_WORK TO DO:_
Only the lines from the line holding "Extract all readable text from this page." through the final line of the entries below are to be returned, exactly as they stand.
============================================================
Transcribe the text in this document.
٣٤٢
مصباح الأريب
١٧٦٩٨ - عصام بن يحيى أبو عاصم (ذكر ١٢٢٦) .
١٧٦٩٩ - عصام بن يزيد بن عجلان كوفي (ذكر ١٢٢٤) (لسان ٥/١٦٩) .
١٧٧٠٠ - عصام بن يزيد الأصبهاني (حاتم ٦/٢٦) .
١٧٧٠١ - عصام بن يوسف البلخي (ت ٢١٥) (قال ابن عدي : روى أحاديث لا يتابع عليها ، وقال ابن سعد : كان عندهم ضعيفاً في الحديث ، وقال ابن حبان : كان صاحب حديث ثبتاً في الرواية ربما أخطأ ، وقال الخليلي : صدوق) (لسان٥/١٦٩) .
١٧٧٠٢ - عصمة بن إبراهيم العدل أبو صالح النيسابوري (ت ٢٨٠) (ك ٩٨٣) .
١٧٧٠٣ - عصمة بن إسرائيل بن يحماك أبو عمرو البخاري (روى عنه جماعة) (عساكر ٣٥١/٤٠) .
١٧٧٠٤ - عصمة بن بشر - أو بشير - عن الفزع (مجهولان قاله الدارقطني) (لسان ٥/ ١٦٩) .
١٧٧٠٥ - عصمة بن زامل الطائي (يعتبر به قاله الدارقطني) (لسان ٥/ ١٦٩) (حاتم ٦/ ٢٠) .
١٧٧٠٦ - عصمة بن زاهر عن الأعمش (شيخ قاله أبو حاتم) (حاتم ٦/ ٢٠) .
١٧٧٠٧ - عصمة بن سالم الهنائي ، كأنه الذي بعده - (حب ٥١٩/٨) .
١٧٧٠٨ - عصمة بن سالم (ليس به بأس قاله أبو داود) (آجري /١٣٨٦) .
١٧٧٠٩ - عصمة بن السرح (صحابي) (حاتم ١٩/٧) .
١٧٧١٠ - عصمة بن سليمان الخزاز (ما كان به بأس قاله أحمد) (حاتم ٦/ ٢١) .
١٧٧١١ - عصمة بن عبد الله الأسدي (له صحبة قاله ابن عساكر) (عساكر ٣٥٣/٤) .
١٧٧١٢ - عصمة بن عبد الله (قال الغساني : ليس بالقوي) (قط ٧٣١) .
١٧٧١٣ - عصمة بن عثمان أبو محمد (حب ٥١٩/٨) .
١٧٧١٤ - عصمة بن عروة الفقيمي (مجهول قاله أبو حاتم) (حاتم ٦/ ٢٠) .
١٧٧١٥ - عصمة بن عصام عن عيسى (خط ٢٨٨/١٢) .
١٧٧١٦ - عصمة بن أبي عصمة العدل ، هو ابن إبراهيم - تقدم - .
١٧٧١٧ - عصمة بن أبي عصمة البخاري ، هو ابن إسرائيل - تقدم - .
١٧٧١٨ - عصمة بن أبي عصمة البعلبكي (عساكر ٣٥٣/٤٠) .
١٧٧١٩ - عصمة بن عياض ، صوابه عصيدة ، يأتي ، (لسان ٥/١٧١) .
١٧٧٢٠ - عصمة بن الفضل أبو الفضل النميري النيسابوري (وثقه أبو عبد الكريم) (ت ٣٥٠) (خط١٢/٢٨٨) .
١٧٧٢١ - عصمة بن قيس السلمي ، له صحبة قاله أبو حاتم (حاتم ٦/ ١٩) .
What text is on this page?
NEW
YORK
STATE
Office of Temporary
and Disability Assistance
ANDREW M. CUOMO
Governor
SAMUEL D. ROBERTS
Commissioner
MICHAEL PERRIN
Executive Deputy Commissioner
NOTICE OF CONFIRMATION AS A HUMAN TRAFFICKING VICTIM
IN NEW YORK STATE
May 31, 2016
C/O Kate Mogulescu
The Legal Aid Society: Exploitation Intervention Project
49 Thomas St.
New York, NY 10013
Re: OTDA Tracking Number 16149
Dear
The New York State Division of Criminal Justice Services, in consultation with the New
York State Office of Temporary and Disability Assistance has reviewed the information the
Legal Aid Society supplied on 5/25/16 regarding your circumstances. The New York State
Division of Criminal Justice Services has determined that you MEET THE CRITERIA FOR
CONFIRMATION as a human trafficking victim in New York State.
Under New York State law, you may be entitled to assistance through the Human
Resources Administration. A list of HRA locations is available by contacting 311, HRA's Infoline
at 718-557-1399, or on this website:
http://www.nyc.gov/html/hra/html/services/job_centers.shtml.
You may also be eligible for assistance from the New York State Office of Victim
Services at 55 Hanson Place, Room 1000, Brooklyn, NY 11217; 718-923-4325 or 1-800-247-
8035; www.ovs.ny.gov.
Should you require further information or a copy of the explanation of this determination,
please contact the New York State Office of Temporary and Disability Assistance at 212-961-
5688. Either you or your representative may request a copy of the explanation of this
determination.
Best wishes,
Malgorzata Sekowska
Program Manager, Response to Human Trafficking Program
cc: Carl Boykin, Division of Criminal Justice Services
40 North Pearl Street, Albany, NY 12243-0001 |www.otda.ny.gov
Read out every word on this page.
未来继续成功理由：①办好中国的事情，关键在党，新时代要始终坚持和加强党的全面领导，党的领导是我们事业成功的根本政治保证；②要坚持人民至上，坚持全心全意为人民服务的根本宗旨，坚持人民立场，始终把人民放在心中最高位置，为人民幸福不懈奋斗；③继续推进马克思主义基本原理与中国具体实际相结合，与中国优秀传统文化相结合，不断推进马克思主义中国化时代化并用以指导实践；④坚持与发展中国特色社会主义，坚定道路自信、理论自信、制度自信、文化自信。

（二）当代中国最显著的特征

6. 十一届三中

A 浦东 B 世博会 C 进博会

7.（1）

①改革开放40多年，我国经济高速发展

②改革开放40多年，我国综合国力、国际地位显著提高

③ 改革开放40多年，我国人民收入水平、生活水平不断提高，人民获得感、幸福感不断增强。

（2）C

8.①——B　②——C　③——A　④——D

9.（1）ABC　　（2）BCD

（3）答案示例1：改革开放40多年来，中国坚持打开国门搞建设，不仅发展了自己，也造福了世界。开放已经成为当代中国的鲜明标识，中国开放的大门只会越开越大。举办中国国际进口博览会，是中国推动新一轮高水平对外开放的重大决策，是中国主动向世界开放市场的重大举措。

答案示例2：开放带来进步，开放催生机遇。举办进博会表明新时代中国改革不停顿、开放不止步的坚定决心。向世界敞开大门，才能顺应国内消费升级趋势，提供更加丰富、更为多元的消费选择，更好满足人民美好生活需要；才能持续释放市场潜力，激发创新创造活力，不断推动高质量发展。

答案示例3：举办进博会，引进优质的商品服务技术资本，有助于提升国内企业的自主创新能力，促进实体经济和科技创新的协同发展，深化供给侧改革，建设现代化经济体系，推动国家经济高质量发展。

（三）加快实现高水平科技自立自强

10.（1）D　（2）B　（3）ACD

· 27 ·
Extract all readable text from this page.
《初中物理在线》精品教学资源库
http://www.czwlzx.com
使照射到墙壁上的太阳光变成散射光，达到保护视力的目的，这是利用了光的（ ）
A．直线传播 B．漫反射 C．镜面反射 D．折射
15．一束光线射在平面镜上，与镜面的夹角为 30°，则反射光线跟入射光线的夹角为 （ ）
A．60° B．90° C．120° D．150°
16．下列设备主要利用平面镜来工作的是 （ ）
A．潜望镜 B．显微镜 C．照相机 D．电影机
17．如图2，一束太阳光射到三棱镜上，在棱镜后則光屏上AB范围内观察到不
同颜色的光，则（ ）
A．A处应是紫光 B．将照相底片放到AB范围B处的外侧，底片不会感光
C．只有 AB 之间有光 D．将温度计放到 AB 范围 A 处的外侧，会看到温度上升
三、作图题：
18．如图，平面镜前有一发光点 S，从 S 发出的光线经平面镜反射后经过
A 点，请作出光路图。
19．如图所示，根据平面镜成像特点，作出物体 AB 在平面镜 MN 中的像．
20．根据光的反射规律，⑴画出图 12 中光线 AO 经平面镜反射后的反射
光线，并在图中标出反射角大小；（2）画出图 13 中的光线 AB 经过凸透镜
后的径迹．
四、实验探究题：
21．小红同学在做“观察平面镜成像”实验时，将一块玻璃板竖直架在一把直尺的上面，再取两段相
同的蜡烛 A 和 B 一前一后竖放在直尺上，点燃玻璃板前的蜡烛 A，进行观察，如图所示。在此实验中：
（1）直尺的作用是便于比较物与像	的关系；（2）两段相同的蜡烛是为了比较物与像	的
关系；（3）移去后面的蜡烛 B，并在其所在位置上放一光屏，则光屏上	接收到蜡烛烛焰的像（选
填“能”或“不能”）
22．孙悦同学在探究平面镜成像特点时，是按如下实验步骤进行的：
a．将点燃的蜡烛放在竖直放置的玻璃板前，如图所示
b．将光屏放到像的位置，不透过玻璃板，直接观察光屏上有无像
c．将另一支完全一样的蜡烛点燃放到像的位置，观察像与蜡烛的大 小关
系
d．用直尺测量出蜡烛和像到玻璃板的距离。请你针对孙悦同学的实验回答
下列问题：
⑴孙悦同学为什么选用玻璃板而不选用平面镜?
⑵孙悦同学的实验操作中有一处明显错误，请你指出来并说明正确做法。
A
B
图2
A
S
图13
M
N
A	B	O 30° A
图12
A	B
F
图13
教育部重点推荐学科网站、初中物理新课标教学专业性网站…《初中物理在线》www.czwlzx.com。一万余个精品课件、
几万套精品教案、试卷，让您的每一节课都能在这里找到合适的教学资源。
============================================================
_SOLUTION TO THIS PROBLEM:_
Extract all readable text from this page.
《初中物理在线》精品教学资源库
http://www.czwlzx.com
使照射到墙壁上的太阳光变成散射光，达到保护视力的目的，这是利用了光的（ ）
A．直线传播 B．漫反射 C．镜面反射 D．折射
15．一束光线射在平面镜上，与镜面的夹角为 30°，则反射光线跟入射光线的夹角为 （ ）
A．60° B．90° C．120° D．150°
16．下列设备主要利用平面镜来工作的是 （ ）
A．潜望镜 B．显微镜 C．照相机 D．电影机
17．如图2，一束太阳光射到三棱镜上，在棱镜后則光屏上AB范围内观察到不
同颜色的光，则（ ）
A．A处应是紫光 B．将照相底片放到AB范围B处的外侧，底片不会感光
C．只有 AB 之间有光 D．将温度计放到 AB 范围 A 处的外侧，会看到温度上升
三、作图题：
18．如图，平面镜前有一发光点 S，从 S 发出的光线经平面镜反射后经过
A 点，请作出光路图。
19．如图所示，根据平面镜成像特点，作出物体 AB 在平面镜 MN 中的像．
20．根据光的反射规律，⑴画出图 12 中光线 AO 经平面镜反射后的反射
光线，并在图中标出反射角大小；（2）画出图 13 中的光线 AB 经过凸透镜
后的径迹．
四、实验探究题：
21．小红同学在做“观察平面镜成像”实验时，将一块玻璃板竖直架在一把直尺的上面，再取两段相
同的蜡烛 A 和 B 一前一后竖放在直尺上，点燃玻璃板前的蜡烛 A，进行观察，如图所示。在此实验中：
（1）直尺的作用是便于比较物与像	的关系；（2）两段相同的蜡烛是为了比较物与像	的
关系；（3）移去后面的蜡烛 B，并在其所在位置上放一光屏，则光屏上	接收到蜡烛烛焰的像（选
填“能”或“不能”）
22．孙悦同学在探究平面镜成像特点时，是按如下实验步骤进行的：
a．将点燃的蜡烛放在竖直放置的玻璃板前，如图所示
b．将光屏放到像的位置，不透过玻璃板，直接观察光屏上有无像
c．将另一支完全一样的蜡烛点燃放到像的位置，观察像与蜡烛的大 小关
系
d．用直尺测量出蜡烛和像到玻璃板的距离。请你针对孙悦同学的实验回答
下列问题：
⑴孙悦同学为什么选用玻璃板而不选用平面镜?
⑵孙悦同学的实验操作中有一处明显错误，请你指出来并说明正确做法。
A
B
图2
A
S
图13
M
N
A	B	O 30° A
图12
A	B
F
图13
教育部重点推荐学科网站、初中物理新课标教学专业性网站…《初中物理在线》www.czwlzx.com。一万余个精品课件、
几万套精品教案、试卷，让您的每一节课都能在这里找到合适的教学资源。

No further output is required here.